DATA SUPPLIED:

-- begin --

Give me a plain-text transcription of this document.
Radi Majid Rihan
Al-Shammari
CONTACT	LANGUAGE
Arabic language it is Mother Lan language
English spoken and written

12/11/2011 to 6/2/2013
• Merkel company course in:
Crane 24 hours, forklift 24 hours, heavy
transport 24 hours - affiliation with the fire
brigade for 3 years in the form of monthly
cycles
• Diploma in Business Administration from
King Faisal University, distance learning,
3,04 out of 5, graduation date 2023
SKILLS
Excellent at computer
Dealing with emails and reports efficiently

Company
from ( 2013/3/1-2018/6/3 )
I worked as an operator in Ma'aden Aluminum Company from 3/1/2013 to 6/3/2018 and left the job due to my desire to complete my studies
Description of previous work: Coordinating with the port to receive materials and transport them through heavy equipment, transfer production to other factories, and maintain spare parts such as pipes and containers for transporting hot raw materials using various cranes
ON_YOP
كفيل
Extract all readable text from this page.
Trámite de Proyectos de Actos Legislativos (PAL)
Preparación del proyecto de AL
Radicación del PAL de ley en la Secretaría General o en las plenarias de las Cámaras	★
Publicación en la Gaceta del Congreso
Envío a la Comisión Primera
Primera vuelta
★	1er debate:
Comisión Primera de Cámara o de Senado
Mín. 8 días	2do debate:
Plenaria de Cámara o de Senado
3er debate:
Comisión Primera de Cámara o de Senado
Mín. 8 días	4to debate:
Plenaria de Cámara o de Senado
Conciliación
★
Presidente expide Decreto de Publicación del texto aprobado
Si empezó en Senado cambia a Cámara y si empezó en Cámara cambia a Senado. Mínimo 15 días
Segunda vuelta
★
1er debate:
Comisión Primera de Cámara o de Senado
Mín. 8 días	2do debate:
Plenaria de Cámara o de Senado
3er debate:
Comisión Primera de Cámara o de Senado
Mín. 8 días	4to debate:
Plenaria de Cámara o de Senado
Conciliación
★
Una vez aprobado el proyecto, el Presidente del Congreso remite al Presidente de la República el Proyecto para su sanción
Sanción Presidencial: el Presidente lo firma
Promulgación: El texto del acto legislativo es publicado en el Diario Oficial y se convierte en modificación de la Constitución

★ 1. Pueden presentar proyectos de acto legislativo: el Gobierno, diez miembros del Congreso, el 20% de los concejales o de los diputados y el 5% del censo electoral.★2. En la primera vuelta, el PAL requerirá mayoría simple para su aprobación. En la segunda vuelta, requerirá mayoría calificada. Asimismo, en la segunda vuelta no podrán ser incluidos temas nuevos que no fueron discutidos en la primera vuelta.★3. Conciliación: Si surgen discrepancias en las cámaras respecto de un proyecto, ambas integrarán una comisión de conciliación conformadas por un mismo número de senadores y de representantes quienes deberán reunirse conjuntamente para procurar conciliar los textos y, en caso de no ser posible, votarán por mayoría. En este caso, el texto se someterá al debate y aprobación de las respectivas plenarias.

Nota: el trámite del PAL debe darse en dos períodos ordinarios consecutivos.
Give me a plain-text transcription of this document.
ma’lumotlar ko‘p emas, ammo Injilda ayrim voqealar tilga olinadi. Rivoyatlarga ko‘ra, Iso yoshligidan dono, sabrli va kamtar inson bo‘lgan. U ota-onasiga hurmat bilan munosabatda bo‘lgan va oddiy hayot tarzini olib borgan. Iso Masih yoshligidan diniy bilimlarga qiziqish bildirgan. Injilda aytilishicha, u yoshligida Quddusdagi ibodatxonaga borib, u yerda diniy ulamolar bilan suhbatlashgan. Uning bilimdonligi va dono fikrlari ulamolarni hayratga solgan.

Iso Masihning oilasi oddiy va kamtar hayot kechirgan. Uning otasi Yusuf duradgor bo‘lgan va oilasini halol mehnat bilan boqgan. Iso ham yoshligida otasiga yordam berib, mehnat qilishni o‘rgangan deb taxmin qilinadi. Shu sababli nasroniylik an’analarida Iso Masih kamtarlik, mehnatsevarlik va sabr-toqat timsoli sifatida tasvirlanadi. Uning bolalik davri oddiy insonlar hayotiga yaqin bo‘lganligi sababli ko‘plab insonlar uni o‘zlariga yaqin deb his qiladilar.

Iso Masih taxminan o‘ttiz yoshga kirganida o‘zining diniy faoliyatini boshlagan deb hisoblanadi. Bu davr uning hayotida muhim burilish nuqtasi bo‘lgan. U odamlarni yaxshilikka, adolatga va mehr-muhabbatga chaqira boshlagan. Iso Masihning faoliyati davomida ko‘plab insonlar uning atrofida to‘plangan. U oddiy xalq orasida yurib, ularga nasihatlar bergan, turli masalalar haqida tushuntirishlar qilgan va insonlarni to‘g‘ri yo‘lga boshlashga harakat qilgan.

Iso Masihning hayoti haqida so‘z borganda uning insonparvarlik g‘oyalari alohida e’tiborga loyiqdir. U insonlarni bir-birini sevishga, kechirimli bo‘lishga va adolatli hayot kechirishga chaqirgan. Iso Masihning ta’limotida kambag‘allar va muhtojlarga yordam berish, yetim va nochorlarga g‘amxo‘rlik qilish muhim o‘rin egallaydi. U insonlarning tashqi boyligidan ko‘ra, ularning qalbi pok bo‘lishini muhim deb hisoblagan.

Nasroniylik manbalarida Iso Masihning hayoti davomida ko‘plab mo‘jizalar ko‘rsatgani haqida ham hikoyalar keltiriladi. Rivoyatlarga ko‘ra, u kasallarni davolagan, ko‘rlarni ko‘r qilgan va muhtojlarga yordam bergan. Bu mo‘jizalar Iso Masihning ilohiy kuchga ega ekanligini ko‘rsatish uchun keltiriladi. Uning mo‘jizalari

-- end --

PROBLEM TO SOLVE:
Reproduce every line from the entries that holds the word "muhtojlarga".

FULL ANSWER:
Iso Masihning hayoti haqida so‘z borganda uning insonparvarlik g‘oyalari alohida e’tiborga loyiqdir. U insonlarni bir-birini sevishga, kechirimli bo‘lishga va adolatli hayot kechirishga chaqirgan. Iso Masihning ta’limotida kambag‘allar va muhtojlarga yordam berish, yetim va nochorlarga g‘amxo‘rlik qilish muhim o‘rin egallaydi. U insonlarning tashqi boyligidan ko‘ra, ularning qalbi pok bo‘lishini muhim deb hisoblagan.
Nasroniylik manbalarida Iso Masihning hayoti davomida ko‘plab mo‘jizalar ko‘rsatgani haqida ham hikoyalar keltiriladi. Rivoyatlarga ko‘ra, u kasallarni davolagan, ko‘rlarni ko‘r qilgan va muhtojlarga yordam bergan. Bu mo‘jizalar Iso Masihning ilohiy kuchga ega ekanligini ko‘rsatish uchun keltiriladi. Uning mo‘jizalari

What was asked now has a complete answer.